(Stored data)
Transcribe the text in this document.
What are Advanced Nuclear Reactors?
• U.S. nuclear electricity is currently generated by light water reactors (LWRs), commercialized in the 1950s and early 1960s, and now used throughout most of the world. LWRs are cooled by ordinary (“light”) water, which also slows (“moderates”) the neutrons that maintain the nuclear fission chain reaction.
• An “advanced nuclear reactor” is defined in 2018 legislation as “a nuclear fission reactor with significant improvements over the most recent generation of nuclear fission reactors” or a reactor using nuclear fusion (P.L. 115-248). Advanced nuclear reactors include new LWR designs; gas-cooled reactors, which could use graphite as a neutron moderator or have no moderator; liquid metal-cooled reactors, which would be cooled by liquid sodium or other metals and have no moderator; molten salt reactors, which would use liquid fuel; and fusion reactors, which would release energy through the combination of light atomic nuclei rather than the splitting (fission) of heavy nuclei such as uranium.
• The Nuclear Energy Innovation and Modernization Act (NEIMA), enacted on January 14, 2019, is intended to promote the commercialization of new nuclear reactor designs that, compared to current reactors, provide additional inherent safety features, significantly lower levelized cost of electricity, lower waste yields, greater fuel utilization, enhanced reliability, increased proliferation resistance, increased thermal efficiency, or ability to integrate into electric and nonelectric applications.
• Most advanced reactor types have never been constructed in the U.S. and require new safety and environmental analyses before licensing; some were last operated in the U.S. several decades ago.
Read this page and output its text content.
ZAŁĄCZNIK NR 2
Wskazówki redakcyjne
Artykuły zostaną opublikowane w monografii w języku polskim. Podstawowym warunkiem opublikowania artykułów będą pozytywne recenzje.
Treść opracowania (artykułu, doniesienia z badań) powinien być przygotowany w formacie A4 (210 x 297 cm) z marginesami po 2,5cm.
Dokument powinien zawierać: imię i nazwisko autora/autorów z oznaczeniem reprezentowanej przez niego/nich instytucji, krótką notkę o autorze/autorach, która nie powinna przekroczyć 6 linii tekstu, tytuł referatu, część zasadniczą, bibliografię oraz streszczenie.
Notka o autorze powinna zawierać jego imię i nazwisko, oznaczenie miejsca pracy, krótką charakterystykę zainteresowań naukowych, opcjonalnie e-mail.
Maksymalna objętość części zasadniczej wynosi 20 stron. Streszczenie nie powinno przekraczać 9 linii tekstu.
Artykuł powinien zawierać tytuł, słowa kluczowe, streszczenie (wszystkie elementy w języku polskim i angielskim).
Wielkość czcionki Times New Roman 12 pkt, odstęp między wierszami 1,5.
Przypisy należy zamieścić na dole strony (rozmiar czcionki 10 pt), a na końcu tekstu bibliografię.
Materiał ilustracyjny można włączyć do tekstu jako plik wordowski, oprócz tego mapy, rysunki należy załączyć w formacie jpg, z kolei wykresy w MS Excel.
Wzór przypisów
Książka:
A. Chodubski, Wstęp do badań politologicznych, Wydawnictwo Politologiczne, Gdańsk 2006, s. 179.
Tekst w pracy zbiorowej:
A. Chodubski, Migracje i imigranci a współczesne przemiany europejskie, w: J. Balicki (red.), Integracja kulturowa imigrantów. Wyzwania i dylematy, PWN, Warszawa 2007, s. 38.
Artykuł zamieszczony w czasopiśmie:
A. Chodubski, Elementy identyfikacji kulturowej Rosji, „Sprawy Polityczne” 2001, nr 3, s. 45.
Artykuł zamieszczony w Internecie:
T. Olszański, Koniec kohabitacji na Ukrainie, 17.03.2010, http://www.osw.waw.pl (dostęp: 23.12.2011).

_Problem details_: Within the listing above, find every line containing the string "pracy" and return it.

_Answer for this exercise_:
Notka o autorze powinna zawierać jego imię i nazwisko, oznaczenie miejsca pracy, krótką charakterystykę zainteresowań naukowych, opcjonalnie e-mail.
Tekst w pracy zbiorowej:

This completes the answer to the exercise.